## OBJECTIVE
Where does the string "Factores" appear in the records? Copy every line that contains it.

(Dataset items)

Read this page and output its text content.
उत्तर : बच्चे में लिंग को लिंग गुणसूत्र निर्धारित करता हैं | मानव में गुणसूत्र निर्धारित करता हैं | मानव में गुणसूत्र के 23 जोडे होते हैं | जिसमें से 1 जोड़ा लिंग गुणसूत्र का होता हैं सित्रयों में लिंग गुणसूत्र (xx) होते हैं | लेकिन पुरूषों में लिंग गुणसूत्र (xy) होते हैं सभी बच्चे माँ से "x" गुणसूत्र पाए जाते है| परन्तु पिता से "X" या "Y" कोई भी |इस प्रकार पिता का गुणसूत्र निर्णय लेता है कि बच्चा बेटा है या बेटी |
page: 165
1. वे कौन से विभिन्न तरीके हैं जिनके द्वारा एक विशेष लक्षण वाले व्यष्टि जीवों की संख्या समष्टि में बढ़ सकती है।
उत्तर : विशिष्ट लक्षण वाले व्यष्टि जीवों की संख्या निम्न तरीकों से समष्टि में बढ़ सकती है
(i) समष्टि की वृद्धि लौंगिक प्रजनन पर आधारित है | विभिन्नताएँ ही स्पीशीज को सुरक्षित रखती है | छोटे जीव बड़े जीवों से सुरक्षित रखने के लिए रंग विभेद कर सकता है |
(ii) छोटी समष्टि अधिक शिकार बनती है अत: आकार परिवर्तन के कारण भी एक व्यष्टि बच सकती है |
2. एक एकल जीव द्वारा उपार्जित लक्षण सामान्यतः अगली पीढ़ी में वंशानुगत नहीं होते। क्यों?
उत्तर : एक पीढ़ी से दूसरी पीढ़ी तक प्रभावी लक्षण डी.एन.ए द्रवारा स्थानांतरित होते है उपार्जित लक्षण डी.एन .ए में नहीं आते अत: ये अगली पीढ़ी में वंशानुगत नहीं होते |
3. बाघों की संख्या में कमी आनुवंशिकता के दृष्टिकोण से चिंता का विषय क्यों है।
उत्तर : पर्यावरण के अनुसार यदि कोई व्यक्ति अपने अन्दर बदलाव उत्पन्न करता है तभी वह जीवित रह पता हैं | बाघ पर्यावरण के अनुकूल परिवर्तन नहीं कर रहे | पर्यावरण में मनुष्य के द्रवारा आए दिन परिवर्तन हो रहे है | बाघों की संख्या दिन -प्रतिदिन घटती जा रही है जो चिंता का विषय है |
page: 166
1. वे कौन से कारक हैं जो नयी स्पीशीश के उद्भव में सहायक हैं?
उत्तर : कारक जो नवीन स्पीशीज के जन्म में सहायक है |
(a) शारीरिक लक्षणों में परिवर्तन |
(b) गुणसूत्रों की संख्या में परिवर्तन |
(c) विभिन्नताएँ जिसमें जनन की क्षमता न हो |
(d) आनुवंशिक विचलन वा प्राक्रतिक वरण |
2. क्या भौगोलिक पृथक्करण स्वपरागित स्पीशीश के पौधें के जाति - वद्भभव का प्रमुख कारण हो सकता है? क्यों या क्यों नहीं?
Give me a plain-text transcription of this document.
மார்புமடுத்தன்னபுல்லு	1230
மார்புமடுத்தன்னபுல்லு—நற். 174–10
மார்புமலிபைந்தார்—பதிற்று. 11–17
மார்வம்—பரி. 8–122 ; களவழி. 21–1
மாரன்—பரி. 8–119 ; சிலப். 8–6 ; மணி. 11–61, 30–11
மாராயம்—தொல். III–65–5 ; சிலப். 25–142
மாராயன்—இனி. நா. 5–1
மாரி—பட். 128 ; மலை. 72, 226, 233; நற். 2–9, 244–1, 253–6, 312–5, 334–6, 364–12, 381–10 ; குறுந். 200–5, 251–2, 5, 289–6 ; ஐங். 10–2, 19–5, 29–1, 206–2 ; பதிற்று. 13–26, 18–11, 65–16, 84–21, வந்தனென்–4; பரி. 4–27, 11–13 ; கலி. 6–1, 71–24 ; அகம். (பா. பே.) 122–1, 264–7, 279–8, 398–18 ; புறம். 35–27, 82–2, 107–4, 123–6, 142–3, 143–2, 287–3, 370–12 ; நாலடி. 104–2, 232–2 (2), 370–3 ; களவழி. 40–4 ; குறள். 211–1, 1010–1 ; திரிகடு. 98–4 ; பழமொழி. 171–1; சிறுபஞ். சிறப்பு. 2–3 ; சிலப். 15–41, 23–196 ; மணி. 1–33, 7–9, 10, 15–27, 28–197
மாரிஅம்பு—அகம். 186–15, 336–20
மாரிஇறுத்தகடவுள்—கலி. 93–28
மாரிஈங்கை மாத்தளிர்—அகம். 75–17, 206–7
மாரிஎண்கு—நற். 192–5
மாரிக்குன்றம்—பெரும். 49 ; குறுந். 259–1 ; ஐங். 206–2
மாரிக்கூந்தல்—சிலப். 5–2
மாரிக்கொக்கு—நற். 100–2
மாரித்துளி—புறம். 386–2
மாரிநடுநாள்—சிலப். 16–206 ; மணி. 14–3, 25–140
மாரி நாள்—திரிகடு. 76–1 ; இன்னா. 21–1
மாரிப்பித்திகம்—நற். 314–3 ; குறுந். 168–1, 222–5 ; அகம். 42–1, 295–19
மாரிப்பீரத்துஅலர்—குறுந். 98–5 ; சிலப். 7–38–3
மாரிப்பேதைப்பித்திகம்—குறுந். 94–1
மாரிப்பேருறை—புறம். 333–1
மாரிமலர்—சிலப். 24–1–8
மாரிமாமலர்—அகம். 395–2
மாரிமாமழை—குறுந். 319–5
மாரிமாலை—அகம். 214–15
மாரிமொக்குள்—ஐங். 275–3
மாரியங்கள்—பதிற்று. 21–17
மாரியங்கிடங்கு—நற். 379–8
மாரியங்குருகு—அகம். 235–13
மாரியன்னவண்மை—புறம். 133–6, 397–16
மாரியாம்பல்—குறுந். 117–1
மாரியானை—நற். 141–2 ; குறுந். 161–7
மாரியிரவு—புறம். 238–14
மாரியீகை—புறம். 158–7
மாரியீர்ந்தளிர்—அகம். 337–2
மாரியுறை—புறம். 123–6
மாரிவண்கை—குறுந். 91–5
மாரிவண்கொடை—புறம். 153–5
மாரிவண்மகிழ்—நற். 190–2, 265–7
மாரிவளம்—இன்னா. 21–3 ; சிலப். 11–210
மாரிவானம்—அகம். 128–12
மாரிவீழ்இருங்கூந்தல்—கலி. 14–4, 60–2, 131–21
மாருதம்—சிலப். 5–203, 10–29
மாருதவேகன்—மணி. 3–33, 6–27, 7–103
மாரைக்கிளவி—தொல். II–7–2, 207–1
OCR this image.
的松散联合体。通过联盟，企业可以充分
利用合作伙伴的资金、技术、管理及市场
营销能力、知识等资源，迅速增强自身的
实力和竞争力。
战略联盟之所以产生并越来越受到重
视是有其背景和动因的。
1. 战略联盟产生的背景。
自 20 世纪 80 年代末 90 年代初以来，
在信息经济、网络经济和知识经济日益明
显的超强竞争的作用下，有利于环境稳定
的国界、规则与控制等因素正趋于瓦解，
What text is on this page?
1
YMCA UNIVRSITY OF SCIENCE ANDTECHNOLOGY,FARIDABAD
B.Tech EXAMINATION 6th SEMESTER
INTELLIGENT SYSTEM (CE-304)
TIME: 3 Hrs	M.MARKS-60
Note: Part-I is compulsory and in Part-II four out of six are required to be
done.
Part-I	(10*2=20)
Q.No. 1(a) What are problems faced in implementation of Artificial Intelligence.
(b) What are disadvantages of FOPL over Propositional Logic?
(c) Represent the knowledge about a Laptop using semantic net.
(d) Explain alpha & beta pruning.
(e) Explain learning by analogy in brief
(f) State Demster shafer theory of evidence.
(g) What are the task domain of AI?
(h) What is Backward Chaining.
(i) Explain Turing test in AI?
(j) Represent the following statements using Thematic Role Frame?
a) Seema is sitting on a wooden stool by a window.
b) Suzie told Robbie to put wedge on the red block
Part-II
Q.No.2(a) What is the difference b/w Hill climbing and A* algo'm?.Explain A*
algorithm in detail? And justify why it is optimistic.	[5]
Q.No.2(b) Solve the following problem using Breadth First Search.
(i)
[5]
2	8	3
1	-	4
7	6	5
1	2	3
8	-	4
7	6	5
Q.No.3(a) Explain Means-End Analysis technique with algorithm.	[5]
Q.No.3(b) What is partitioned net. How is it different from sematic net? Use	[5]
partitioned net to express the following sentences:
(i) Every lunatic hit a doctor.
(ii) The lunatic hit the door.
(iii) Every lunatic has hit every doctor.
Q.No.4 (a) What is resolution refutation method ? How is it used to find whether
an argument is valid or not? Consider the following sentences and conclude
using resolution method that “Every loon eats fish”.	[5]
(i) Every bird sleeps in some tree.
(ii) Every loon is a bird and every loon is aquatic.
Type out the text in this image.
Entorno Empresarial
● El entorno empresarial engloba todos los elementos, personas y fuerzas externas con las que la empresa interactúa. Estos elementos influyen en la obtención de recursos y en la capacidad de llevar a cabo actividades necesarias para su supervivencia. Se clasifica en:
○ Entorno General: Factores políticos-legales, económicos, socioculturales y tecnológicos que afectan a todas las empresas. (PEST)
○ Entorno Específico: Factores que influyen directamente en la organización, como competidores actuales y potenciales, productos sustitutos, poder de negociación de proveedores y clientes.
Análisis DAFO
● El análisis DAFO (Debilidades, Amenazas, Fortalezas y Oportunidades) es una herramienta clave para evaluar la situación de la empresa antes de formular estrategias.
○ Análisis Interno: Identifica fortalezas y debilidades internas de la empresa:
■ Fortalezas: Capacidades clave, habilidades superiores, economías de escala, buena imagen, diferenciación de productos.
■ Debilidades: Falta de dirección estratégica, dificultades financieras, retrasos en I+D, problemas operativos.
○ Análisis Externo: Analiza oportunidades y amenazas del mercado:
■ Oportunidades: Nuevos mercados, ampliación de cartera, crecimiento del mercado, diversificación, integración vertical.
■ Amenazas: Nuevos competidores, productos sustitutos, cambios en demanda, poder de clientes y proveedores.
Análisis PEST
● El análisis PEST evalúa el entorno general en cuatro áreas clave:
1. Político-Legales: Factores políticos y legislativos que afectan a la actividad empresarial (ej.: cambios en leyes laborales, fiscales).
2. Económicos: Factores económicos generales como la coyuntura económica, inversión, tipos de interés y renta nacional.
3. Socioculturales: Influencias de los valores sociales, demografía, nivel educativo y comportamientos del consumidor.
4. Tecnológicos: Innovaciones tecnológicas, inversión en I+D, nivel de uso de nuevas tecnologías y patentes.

## THE SOLUTION
○ Entorno General: Factores políticos-legales, económicos, socioculturales y tecnológicos que afectan a todas las empresas. (PEST)
○ Entorno Específico: Factores que influyen directamente en la organización, como competidores actuales y potenciales, productos sustitutos, poder de negociación de proveedores y clientes.
1. Político-Legales: Factores políticos y legislativos que afectan a la actividad empresarial (ej.: cambios en leyes laborales, fiscales).
2. Económicos: Factores económicos generales como la coyuntura económica, inversión, tipos de interés y renta nacional.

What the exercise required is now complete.